═══ DATASET RECORDS ═══
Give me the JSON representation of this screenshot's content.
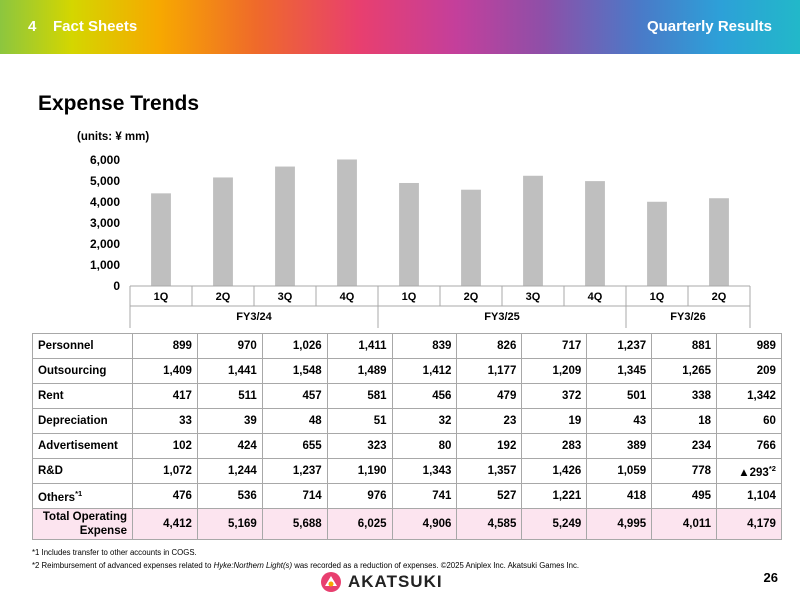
{
  "header": {
    "section_number": "4",
    "section_title": "Fact Sheets",
    "right_title": "Quarterly Results"
  },
  "page_title": "Expense Trends",
  "units_label": "(units: ¥ mm)",
  "chart_data": {
    "type": "bar",
    "title": "Expense Trends",
    "categories": [
      "1Q",
      "2Q",
      "3Q",
      "4Q",
      "1Q",
      "2Q",
      "3Q",
      "4Q",
      "1Q",
      "2Q"
    ],
    "groups": [
      {
        "label": "FY3/24",
        "count": 4
      },
      {
        "label": "FY3/25",
        "count": 4
      },
      {
        "label": "FY3/26",
        "count": 2
      }
    ],
    "series": [
      {
        "name": "Total Operating Expense",
        "values": [
          4412,
          5169,
          5688,
          6025,
          4906,
          4585,
          5249,
          4995,
          4011,
          4179
        ]
      }
    ],
    "yticks": [
      "0",
      "1,000",
      "2,000",
      "3,000",
      "4,000",
      "5,000",
      "6,000"
    ],
    "ylim": [
      0,
      6000
    ],
    "bar_color": "#bfbfbf",
    "grid": false,
    "xlabel": "",
    "ylabel": ""
  },
  "table": {
    "rows": [
      {
        "label": "Personnel",
        "values": [
          "899",
          "970",
          "1,026",
          "1,411",
          "839",
          "826",
          "717",
          "1,237",
          "881",
          "989"
        ]
      },
      {
        "label": "Outsourcing",
        "values": [
          "1,409",
          "1,441",
          "1,548",
          "1,489",
          "1,412",
          "1,177",
          "1,209",
          "1,345",
          "1,265",
          "209"
        ]
      },
      {
        "label": "Rent",
        "values": [
          "417",
          "511",
          "457",
          "581",
          "456",
          "479",
          "372",
          "501",
          "338",
          "1,342"
        ]
      },
      {
        "label": "Depreciation",
        "values": [
          "33",
          "39",
          "48",
          "51",
          "32",
          "23",
          "19",
          "43",
          "18",
          "60"
        ]
      },
      {
        "label": "Advertisement",
        "values": [
          "102",
          "424",
          "655",
          "323",
          "80",
          "192",
          "283",
          "389",
          "234",
          "766"
        ]
      },
      {
        "label": "R&D",
        "values": [
          "1,072",
          "1,244",
          "1,237",
          "1,190",
          "1,343",
          "1,357",
          "1,426",
          "1,059",
          "778",
          "▲293"
        ]
      },
      {
        "label": "Others",
        "values": [
          "476",
          "536",
          "714",
          "976",
          "741",
          "527",
          "1,221",
          "418",
          "495",
          "1,104"
        ]
      }
    ],
    "others_sup": "*1",
    "rd_last_sup": "*2",
    "total": {
      "label_line1": "Total Operating",
      "label_line2": "Expense",
      "values": [
        "4,412",
        "5,169",
        "5,688",
        "6,025",
        "4,906",
        "4,585",
        "5,249",
        "4,995",
        "4,011",
        "4,179"
      ]
    }
  },
  "footnotes": {
    "note1": "*1 Includes transfer to other accounts in COGS.",
    "note2_pre": "*2 Reimbursement of advanced expenses related to ",
    "note2_italic": "Hyke:Northern Light(s)",
    "note2_post": " was recorded as a reduction of expenses. ©2025 Aniplex Inc. Akatsuki Games Inc."
  },
  "logo_text": "AKATSUKI",
  "page_number": "26"
}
═══
WHAT YOU WILL DO
Using the records above, retype everything exactly except the pictures.

OUTPUT FOR THIS TASK
Give me the JSON representation of this screenshot's content.
{
  "header": {
    "section_number": "4",
    "section_title": "Fact Sheets",
    "right_title": "Quarterly Results"
  },
  "page_title": "Expense Trends",
  "units_label": "(units: ¥ mm)",
  "chart_data": {
    "type": "bar",
    "title": "Expense Trends",
    "categories": [
      "1Q",
      "2Q",
      "3Q",
      "4Q",
      "1Q",
      "2Q",
      "3Q",
      "4Q",
      "1Q",
      "2Q"
    ],
    "groups": [
      {
        "label": "FY3/24",
        "count": 4
      },
      {
        "label": "FY3/25",
        "count": 4
      },
      {
        "label": "FY3/26",
        "count": 2
      }
    ],
    "series": [
      {
        "name": "Total Operating Expense",
        "values": [
          4412,
          5169,
          5688,
          6025,
          4906,
          4585,
          5249,
          4995,
          4011,
          4179
        ]
      }
    ],
    "yticks": [
      "0",
      "1,000",
      "2,000",
      "3,000",
      "4,000",
      "5,000",
      "6,000"
    ],
    "ylim": [
      0,
      6000
    ],
    "bar_color": "#bfbfbf",
    "grid": false,
    "xlabel": "",
    "ylabel": ""
  },
  "table": {
    "rows": [
      {
        "label": "Personnel",
        "values": [
          "899",
          "970",
          "1,026",
          "1,411",
          "839",
          "826",
          "717",
          "1,237",
          "881",
          "989"
        ]
      },
      {
        "label": "Outsourcing",
        "values": [
          "1,409",
          "1,441",
          "1,548",
          "1,489",
          "1,412",
          "1,177",
          "1,209",
          "1,345",
          "1,265",
          "209"
        ]
      },
      {
        "label": "Rent",
        "values": [
          "417",
          "511",
          "457",
          "581",
          "456",
          "479",
          "372",
          "501",
          "338",
          "1,342"
        ]
      },
      {
        "label": "Depreciation",
        "values": [
          "33",
          "39",
          "48",
          "51",
          "32",
          "23",
          "19",
          "43",
          "18",
          "60"
        ]
      },
      {
        "label": "Advertisement",
        "values": [
          "102",
          "424",
          "655",
          "323",
          "80",
          "192",
          "283",
          "389",
          "234",
          "766"
        ]
      },
      {
        "label": "R&D",
        "values": [
          "1,072",
          "1,244",
          "1,237",
          "1,190",
          "1,343",
          "1,357",
          "1,426",
          "1,059",
          "778",
          "▲293"
        ]
      },
      {
        "label": "Others",
        "values": [
          "476",
          "536",
          "714",
          "976",
          "741",
          "527",
          "1,221",
          "418",
          "495",
          "1,104"
        ]
      }
    ],
    "others_sup": "*1",
    "rd_last_sup": "*2",
    "total": {
      "label_line1": "Total Operating",
      "label_line2": "Expense",
      "values": [
        "4,412",
        "5,169",
        "5,688",
        "6,025",
        "4,906",
        "4,585",
        "5,249",
        "4,995",
        "4,011",
        "4,179"
      ]
    }
  },
  "footnotes": {
    "note1": "*1 Includes transfer to other accounts in COGS.",
    "note2_pre": "*2 Reimbursement of advanced expenses related to ",
    "note2_italic": "Hyke:Northern Light(s)",
    "note2_post": " was recorded as a reduction of expenses. ©2025 Aniplex Inc. Akatsuki Games Inc."
  },
  "logo_text": "AKATSUKI",
  "page_number": "26"
}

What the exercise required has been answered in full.